Instructions to follow. Identify and copy all lines of the material where the string "Count" is found.

Data entries.
--*--

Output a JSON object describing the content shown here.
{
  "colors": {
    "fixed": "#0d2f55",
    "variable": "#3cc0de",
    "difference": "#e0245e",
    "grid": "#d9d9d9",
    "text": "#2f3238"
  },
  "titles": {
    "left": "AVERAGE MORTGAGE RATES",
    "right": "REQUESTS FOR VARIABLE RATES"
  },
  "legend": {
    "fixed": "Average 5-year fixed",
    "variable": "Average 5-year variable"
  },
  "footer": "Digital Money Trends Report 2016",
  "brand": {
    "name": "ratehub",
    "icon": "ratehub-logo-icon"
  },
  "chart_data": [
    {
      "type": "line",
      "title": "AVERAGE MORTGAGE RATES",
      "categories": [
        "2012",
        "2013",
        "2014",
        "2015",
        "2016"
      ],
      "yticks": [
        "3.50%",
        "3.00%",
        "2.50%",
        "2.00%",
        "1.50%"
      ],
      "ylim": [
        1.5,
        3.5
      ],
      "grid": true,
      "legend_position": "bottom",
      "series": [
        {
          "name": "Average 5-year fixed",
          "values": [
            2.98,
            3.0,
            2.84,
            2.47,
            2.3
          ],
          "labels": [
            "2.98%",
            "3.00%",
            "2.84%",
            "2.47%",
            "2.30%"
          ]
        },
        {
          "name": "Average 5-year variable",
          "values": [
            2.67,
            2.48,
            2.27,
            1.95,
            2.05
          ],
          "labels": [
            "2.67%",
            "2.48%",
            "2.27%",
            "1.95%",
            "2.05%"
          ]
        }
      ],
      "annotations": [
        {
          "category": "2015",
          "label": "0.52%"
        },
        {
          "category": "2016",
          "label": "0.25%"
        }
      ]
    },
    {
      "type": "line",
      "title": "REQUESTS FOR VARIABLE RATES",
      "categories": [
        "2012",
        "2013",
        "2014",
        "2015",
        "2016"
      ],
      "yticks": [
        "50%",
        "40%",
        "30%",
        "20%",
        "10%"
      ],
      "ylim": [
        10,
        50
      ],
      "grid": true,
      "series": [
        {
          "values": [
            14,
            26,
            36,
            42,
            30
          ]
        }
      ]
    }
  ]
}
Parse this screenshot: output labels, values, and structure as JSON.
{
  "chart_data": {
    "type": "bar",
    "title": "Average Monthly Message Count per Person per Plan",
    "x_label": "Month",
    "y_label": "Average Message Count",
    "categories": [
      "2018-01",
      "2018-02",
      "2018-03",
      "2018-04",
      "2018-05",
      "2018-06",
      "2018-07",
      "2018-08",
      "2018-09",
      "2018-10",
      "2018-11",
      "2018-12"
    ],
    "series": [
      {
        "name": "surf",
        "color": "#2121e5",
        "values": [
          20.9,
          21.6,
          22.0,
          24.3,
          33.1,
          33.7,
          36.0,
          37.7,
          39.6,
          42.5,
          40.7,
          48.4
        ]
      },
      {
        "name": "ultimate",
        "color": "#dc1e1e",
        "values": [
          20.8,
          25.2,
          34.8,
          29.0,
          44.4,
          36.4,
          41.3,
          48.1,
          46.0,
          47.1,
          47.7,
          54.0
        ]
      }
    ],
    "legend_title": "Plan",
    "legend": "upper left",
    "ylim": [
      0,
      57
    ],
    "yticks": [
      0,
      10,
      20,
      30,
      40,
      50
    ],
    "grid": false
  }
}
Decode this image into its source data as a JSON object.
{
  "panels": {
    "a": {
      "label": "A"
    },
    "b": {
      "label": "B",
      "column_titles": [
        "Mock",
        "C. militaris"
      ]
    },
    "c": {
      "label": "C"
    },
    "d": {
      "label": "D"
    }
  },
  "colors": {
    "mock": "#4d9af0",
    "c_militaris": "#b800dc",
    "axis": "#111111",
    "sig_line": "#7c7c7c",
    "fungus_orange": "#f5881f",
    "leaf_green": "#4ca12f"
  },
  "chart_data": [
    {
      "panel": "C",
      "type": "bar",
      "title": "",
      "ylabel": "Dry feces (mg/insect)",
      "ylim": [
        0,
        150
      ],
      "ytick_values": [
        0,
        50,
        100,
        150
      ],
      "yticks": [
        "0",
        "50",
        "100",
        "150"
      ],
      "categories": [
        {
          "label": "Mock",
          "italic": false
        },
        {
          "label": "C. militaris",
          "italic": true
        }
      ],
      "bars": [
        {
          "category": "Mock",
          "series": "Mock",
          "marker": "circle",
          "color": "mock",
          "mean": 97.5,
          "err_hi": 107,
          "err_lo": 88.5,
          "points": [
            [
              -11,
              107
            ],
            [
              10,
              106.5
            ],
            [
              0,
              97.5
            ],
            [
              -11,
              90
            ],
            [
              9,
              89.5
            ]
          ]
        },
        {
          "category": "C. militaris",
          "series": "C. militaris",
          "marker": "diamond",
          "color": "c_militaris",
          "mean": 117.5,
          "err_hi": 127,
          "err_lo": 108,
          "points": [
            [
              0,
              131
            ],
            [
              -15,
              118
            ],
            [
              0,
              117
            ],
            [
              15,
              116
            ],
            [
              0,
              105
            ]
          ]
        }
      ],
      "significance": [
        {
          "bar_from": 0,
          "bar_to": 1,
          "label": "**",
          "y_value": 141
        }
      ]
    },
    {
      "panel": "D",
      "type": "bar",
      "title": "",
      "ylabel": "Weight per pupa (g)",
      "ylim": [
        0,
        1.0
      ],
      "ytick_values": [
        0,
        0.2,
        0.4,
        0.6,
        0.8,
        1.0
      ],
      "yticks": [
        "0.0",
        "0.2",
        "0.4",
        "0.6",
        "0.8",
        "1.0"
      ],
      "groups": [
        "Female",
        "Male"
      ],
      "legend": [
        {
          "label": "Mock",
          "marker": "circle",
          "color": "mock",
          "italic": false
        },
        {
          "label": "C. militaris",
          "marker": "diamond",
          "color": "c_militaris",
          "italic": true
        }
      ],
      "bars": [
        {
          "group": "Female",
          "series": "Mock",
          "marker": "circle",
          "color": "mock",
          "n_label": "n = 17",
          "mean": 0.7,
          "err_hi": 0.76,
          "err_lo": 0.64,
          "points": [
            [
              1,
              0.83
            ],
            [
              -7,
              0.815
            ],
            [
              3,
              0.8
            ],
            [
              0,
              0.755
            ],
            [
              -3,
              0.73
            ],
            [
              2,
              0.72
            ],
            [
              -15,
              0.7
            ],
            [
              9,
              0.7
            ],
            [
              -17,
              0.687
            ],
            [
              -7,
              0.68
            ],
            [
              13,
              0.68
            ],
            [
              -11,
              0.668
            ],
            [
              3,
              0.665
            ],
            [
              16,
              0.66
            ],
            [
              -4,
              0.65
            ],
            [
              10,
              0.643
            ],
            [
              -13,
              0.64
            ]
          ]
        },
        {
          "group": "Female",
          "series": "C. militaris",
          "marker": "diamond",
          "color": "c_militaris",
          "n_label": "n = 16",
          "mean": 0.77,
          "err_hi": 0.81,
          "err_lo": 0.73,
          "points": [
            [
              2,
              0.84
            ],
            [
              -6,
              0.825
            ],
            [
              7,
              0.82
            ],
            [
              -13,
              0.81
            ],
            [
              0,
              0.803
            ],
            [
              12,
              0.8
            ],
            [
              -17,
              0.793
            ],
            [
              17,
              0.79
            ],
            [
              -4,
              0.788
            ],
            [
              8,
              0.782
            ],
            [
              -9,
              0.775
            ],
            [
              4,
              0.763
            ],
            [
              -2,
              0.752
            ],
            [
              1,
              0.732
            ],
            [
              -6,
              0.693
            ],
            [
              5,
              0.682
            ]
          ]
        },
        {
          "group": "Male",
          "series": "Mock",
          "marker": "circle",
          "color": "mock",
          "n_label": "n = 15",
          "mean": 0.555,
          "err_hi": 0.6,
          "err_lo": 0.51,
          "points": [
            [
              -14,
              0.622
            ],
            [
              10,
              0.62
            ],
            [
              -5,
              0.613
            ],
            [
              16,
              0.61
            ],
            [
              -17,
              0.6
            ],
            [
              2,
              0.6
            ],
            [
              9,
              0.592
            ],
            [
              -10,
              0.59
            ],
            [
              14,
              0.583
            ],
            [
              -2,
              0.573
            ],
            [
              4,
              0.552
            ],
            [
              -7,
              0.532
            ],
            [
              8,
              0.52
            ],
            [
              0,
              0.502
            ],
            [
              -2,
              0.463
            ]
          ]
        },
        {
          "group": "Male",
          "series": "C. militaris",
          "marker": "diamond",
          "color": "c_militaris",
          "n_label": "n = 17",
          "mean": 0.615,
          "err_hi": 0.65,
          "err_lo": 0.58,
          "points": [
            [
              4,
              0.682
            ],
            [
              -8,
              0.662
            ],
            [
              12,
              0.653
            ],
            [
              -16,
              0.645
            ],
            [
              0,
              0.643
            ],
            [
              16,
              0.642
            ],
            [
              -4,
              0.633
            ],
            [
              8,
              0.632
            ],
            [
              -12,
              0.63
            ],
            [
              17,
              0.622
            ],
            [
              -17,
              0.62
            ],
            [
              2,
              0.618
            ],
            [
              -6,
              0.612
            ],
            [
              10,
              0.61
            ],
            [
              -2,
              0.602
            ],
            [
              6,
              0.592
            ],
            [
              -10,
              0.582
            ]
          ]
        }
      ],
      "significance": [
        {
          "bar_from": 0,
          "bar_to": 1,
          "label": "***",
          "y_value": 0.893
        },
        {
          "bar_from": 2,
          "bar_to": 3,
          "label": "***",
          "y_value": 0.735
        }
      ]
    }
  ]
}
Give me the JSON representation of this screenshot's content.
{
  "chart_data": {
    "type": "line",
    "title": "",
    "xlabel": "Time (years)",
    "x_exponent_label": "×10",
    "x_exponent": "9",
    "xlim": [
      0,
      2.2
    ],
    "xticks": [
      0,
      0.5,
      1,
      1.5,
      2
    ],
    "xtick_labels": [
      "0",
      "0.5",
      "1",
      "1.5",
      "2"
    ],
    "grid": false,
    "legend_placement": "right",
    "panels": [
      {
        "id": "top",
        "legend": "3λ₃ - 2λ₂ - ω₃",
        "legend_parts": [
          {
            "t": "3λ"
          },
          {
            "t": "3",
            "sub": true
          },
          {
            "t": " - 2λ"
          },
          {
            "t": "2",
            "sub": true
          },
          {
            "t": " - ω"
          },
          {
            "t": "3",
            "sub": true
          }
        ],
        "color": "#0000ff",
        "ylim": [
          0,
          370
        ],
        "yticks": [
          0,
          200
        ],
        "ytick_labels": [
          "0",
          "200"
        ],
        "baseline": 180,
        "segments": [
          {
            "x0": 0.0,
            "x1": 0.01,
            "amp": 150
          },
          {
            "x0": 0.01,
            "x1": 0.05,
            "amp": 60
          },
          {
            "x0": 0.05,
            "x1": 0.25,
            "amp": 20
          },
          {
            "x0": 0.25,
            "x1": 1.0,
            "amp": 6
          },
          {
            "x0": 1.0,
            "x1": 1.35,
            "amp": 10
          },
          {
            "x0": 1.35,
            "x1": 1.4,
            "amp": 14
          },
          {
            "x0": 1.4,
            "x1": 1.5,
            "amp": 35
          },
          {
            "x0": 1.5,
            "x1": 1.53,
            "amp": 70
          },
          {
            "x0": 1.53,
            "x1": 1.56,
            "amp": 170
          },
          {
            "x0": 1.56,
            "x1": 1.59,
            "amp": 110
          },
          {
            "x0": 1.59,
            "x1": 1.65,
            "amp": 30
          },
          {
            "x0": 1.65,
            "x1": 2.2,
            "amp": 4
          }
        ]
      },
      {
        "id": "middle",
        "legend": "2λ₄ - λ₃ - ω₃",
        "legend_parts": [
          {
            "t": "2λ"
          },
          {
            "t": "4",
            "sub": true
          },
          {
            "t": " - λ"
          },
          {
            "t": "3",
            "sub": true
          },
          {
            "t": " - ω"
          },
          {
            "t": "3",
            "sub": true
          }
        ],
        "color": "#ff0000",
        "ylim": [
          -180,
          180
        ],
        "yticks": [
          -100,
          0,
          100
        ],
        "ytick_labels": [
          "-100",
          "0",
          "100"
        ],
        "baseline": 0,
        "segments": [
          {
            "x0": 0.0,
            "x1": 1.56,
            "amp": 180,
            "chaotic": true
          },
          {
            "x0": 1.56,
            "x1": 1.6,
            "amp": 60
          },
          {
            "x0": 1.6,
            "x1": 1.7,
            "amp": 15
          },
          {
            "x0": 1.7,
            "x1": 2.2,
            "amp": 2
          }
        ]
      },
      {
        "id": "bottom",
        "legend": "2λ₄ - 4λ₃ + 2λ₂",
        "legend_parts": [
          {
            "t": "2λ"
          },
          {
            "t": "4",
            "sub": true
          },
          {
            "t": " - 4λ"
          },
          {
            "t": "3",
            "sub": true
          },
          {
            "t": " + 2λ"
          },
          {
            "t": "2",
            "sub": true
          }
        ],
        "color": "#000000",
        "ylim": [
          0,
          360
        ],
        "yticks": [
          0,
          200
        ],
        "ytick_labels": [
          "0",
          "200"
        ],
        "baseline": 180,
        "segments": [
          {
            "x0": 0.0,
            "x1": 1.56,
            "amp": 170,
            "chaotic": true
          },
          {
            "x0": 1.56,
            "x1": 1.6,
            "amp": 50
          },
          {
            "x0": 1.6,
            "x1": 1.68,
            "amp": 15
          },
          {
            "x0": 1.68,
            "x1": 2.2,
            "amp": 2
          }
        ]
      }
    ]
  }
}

--*--

Reply.
    "title": "Average Monthly Message Count per Person per Plan",
    "y_label": "Average Message Count",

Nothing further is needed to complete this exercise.